→ **Entries shown**:
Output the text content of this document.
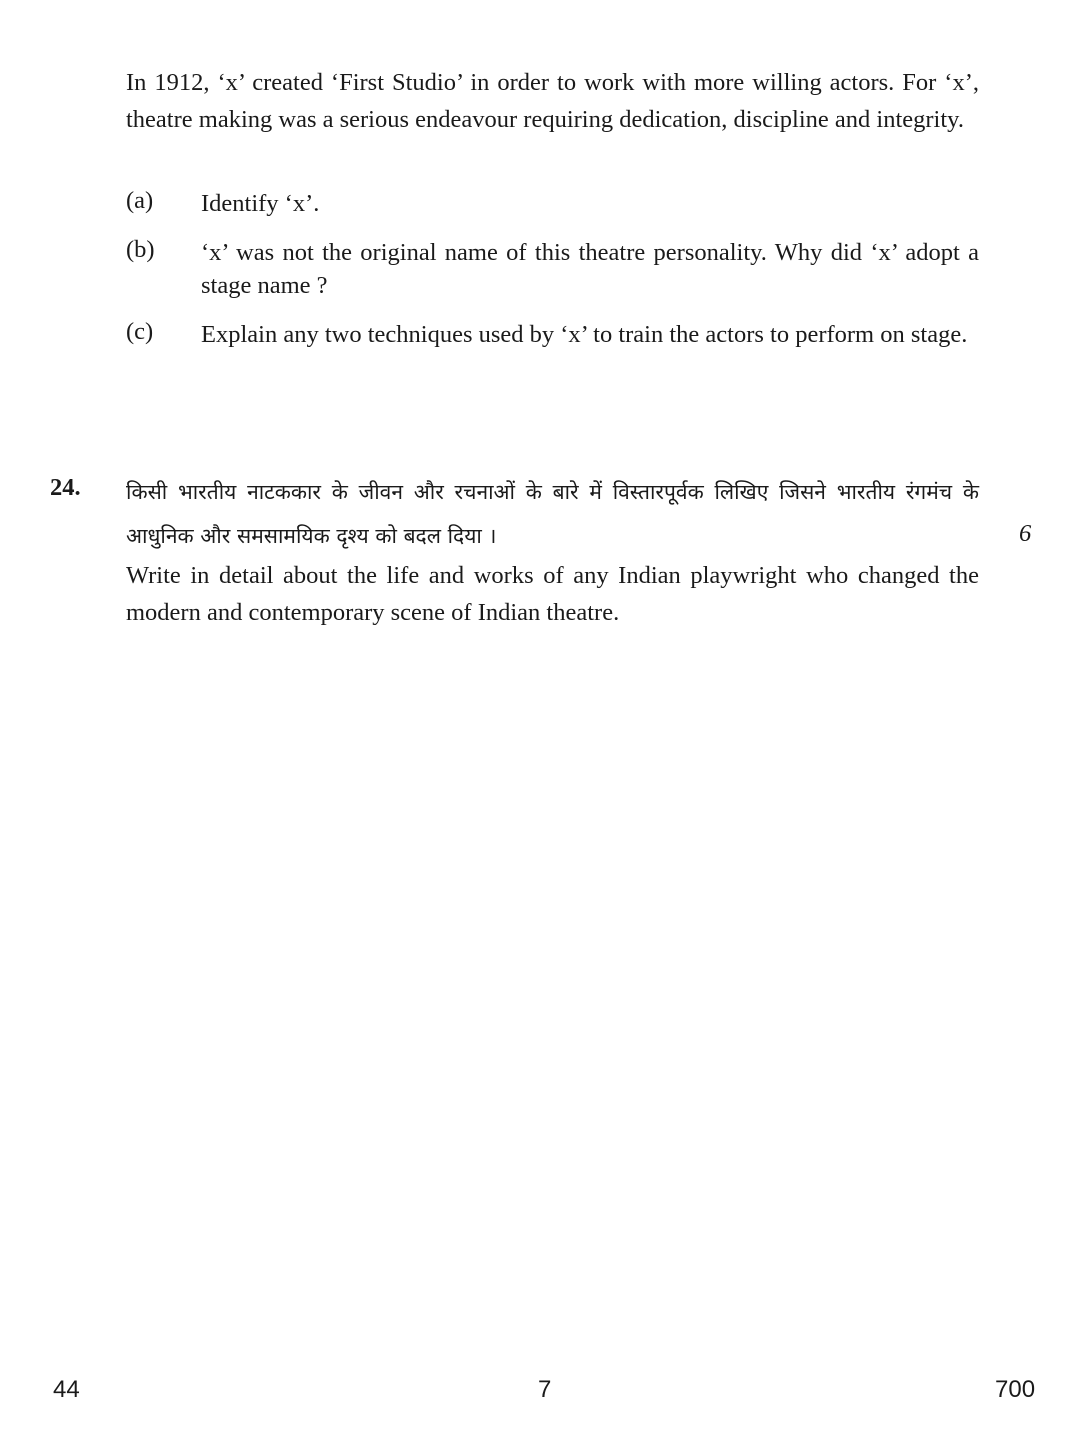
In 1912, ‘x’ created ‘First Studio’ in order to work with more willing actors. For ‘x’, theatre making was a serious endeavour requiring dedication, discipline and integrity.

(a) Identify ‘x’.
(b) ‘x’ was not the original name of this theatre personality. Why did ‘x’ adopt a stage name ?
(c) Explain any two techniques used by ‘x’ to train the actors to perform on stage.
24. किसी भारतीय नाटककार के जीवन और रचनाओं के बारे में विस्तारपूर्वक लिखिए जिसने भारतीय रंगमंच के आधुनिक और समसामयिक दृश्य को बदल दिया ।	6

Write in detail about the life and works of any Indian playwright who changed the modern and contemporary scene of Indian theatre.

44	7	700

→ **Task goal**: Can the entries above be repeated exactly, without their pictures?

→ **Answer to the exercise**:
Output the text content of this document.
In 1912, ‘x’ created ‘First Studio’ in order to work with more willing actors. For ‘x’, theatre making was a serious endeavour requiring dedication, discipline and integrity.

(a) Identify ‘x’.
(b) ‘x’ was not the original name of this theatre personality. Why did ‘x’ adopt a stage name ?
(c) Explain any two techniques used by ‘x’ to train the actors to perform on stage.
24. किसी भारतीय नाटककार के जीवन और रचनाओं के बारे में विस्तारपूर्वक लिखिए जिसने भारतीय रंगमंच के आधुनिक और समसामयिक दृश्य को बदल दिया ।	6

Write in detail about the life and works of any Indian playwright who changed the modern and contemporary scene of Indian theatre.

44	7	700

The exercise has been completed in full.